JOB
Repeat every record below exactly as written.

* START *

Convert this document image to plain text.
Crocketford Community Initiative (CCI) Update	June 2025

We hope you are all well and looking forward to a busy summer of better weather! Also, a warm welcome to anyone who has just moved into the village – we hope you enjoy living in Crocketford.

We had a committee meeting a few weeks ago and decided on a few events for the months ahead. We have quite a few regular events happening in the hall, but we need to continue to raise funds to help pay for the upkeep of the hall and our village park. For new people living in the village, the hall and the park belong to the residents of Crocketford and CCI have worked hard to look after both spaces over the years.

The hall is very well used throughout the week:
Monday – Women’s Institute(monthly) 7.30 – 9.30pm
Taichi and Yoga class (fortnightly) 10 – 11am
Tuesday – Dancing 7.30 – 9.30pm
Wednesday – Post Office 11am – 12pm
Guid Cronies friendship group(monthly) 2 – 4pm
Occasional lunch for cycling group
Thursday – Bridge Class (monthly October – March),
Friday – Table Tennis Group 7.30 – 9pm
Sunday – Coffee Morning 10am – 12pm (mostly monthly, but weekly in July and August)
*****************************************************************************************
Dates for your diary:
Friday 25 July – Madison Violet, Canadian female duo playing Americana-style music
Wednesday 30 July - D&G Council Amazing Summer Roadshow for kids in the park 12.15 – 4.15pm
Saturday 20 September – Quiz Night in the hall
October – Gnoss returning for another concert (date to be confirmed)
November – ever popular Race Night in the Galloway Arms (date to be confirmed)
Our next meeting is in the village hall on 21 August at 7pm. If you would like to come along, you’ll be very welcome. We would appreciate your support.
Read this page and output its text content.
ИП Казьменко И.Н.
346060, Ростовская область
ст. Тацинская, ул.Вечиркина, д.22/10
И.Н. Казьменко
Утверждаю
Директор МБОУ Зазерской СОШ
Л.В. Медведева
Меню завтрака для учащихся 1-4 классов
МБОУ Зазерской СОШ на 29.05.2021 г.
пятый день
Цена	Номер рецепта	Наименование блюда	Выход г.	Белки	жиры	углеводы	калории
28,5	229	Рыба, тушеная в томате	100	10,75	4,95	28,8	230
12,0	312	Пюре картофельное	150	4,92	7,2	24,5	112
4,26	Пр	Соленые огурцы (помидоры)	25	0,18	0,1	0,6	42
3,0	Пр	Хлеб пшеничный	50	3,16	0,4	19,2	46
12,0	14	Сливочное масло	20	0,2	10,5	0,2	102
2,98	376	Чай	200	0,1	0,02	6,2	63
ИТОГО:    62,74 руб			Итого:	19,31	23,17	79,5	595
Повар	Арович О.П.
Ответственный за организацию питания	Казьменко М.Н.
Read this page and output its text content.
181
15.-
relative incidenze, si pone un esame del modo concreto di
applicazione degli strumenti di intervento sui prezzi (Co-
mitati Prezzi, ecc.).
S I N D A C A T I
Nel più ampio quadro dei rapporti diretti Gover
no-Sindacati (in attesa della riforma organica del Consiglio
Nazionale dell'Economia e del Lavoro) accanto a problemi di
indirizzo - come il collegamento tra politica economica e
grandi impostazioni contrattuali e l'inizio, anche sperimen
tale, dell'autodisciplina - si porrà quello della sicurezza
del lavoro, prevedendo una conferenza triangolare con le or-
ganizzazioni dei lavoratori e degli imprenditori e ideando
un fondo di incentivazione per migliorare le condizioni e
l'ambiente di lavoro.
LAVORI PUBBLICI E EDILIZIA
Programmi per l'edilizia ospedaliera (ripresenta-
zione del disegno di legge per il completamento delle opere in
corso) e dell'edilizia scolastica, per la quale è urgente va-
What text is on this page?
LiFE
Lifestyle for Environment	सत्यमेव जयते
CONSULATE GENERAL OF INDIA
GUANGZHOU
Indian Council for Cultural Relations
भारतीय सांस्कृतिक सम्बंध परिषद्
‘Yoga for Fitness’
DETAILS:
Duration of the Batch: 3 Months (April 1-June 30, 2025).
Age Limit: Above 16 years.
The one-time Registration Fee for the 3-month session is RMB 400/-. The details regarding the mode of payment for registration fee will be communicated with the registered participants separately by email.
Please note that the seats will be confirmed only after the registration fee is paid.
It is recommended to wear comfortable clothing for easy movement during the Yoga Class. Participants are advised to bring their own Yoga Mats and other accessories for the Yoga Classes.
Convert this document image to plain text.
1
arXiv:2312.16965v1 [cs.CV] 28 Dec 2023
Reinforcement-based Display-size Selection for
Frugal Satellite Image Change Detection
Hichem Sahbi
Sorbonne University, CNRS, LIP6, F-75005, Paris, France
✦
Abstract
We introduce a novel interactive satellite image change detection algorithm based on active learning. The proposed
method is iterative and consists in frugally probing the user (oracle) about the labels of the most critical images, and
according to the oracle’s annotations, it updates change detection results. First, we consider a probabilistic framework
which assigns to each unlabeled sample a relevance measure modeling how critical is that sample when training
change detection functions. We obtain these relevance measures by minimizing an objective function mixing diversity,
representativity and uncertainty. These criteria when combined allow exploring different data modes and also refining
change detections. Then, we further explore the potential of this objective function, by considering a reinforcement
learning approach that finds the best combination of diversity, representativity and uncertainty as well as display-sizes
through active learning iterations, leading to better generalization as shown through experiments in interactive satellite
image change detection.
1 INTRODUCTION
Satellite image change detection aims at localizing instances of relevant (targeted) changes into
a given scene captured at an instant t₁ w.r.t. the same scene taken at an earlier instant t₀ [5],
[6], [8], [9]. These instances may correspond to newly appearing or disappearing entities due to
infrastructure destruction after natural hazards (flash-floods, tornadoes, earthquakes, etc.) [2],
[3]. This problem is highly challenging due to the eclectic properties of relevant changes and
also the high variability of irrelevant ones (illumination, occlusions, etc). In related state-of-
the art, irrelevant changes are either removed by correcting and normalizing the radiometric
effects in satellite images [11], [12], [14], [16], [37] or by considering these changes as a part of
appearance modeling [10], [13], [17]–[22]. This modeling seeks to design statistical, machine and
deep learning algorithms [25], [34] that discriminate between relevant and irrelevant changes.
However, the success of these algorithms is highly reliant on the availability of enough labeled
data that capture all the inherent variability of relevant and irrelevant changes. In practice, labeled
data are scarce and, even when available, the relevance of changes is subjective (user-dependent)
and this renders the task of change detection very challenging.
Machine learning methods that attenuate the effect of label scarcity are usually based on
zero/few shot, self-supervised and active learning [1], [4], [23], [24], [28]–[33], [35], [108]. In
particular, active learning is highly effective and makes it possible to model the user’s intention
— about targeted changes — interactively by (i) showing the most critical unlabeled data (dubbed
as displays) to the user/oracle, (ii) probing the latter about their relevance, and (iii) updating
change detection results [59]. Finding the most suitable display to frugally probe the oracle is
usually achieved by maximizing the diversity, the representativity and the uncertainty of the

* END *

ANSWER FOR THE TASK
Convert this document image to plain text.
Crocketford Community Initiative (CCI) Update	June 2025

We hope you are all well and looking forward to a busy summer of better weather! Also, a warm welcome to anyone who has just moved into the village – we hope you enjoy living in Crocketford.

We had a committee meeting a few weeks ago and decided on a few events for the months ahead. We have quite a few regular events happening in the hall, but we need to continue to raise funds to help pay for the upkeep of the hall and our village park. For new people living in the village, the hall and the park belong to the residents of Crocketford and CCI have worked hard to look after both spaces over the years.

The hall is very well used throughout the week:
Monday – Women’s Institute(monthly) 7.30 – 9.30pm
Taichi and Yoga class (fortnightly) 10 – 11am
Tuesday – Dancing 7.30 – 9.30pm
Wednesday – Post Office 11am – 12pm
Guid Cronies friendship group(monthly) 2 – 4pm
Occasional lunch for cycling group
Thursday – Bridge Class (monthly October – March),
Friday – Table Tennis Group 7.30 – 9pm
Sunday – Coffee Morning 10am – 12pm (mostly monthly, but weekly in July and August)
*****************************************************************************************
Dates for your diary:
Friday 25 July – Madison Violet, Canadian female duo playing Americana-style music
Wednesday 30 July - D&G Council Amazing Summer Roadshow for kids in the park 12.15 – 4.15pm
Saturday 20 September – Quiz Night in the hall
October – Gnoss returning for another concert (date to be confirmed)
November – ever popular Race Night in the Galloway Arms (date to be confirmed)
Our next meeting is in the village hall on 21 August at 7pm. If you would like to come along, you’ll be very welcome. We would appreciate your support.
Read this page and output its text content.
ИП Казьменко И.Н.
346060, Ростовская область
ст. Тацинская, ул.Вечиркина, д.22/10
И.Н. Казьменко
Утверждаю
Директор МБОУ Зазерской СОШ
Л.В. Медведева
Меню завтрака для учащихся 1-4 классов
МБОУ Зазерской СОШ на 29.05.2021 г.
пятый день
Цена	Номер рецепта	Наименование блюда	Выход г.	Белки	жиры	углеводы	калории
28,5	229	Рыба, тушеная в томате	100	10,75	4,95	28,8	230
12,0	312	Пюре картофельное	150	4,92	7,2	24,5	112
4,26	Пр	Соленые огурцы (помидоры)	25	0,18	0,1	0,6	42
3,0	Пр	Хлеб пшеничный	50	3,16	0,4	19,2	46
12,0	14	Сливочное масло	20	0,2	10,5	0,2	102
2,98	376	Чай	200	0,1	0,02	6,2	63
ИТОГО:    62,74 руб			Итого:	19,31	23,17	79,5	595
Повар	Арович О.П.
Ответственный за организацию питания	Казьменко М.Н.
Read this page and output its text content.
181
15.-
relative incidenze, si pone un esame del modo concreto di
applicazione degli strumenti di intervento sui prezzi (Co-
mitati Prezzi, ecc.).
S I N D A C A T I
Nel più ampio quadro dei rapporti diretti Gover
no-Sindacati (in attesa della riforma organica del Consiglio
Nazionale dell'Economia e del Lavoro) accanto a problemi di
indirizzo - come il collegamento tra politica economica e
grandi impostazioni contrattuali e l'inizio, anche sperimen
tale, dell'autodisciplina - si porrà quello della sicurezza
del lavoro, prevedendo una conferenza triangolare con le or-
ganizzazioni dei lavoratori e degli imprenditori e ideando
un fondo di incentivazione per migliorare le condizioni e
l'ambiente di lavoro.
LAVORI PUBBLICI E EDILIZIA
Programmi per l'edilizia ospedaliera (ripresenta-
zione del disegno di legge per il completamento delle opere in
corso) e dell'edilizia scolastica, per la quale è urgente va-
What text is on this page?
LiFE
Lifestyle for Environment	सत्यमेव जयते
CONSULATE GENERAL OF INDIA
GUANGZHOU
Indian Council for Cultural Relations
भारतीय सांस्कृतिक सम्बंध परिषद्
‘Yoga for Fitness’
DETAILS:
Duration of the Batch: 3 Months (April 1-June 30, 2025).
Age Limit: Above 16 years.
The one-time Registration Fee for the 3-month session is RMB 400/-. The details regarding the mode of payment for registration fee will be communicated with the registered participants separately by email.
Please note that the seats will be confirmed only after the registration fee is paid.
It is recommended to wear comfortable clothing for easy movement during the Yoga Class. Participants are advised to bring their own Yoga Mats and other accessories for the Yoga Classes.
Convert this document image to plain text.
1
arXiv:2312.16965v1 [cs.CV] 28 Dec 2023
Reinforcement-based Display-size Selection for
Frugal Satellite Image Change Detection
Hichem Sahbi
Sorbonne University, CNRS, LIP6, F-75005, Paris, France
✦
Abstract
We introduce a novel interactive satellite image change detection algorithm based on active learning. The proposed
method is iterative and consists in frugally probing the user (oracle) about the labels of the most critical images, and
according to the oracle’s annotations, it updates change detection results. First, we consider a probabilistic framework
which assigns to each unlabeled sample a relevance measure modeling how critical is that sample when training
change detection functions. We obtain these relevance measures by minimizing an objective function mixing diversity,
representativity and uncertainty. These criteria when combined allow exploring different data modes and also refining
change detections. Then, we further explore the potential of this objective function, by considering a reinforcement
learning approach that finds the best combination of diversity, representativity and uncertainty as well as display-sizes
through active learning iterations, leading to better generalization as shown through experiments in interactive satellite
image change detection.
1 INTRODUCTION
Satellite image change detection aims at localizing instances of relevant (targeted) changes into
a given scene captured at an instant t₁ w.r.t. the same scene taken at an earlier instant t₀ [5],
[6], [8], [9]. These instances may correspond to newly appearing or disappearing entities due to
infrastructure destruction after natural hazards (flash-floods, tornadoes, earthquakes, etc.) [2],
[3]. This problem is highly challenging due to the eclectic properties of relevant changes and
also the high variability of irrelevant ones (illumination, occlusions, etc). In related state-of-
the art, irrelevant changes are either removed by correcting and normalizing the radiometric
effects in satellite images [11], [12], [14], [16], [37] or by considering these changes as a part of
appearance modeling [10], [13], [17]–[22]. This modeling seeks to design statistical, machine and
deep learning algorithms [25], [34] that discriminate between relevant and irrelevant changes.
However, the success of these algorithms is highly reliant on the availability of enough labeled
data that capture all the inherent variability of relevant and irrelevant changes. In practice, labeled
data are scarce and, even when available, the relevance of changes is subjective (user-dependent)
and this renders the task of change detection very challenging.
Machine learning methods that attenuate the effect of label scarcity are usually based on
zero/few shot, self-supervised and active learning [1], [4], [23], [24], [28]–[33], [35], [108]. In
particular, active learning is highly effective and makes it possible to model the user’s intention
— about targeted changes — interactively by (i) showing the most critical unlabeled data (dubbed
as displays) to the user/oracle, (ii) probing the latter about their relevance, and (iii) updating
change detection results [59]. Finding the most suitable display to frugally probe the oracle is
usually achieved by maximizing the diversity, the representativity and the uncertainty of the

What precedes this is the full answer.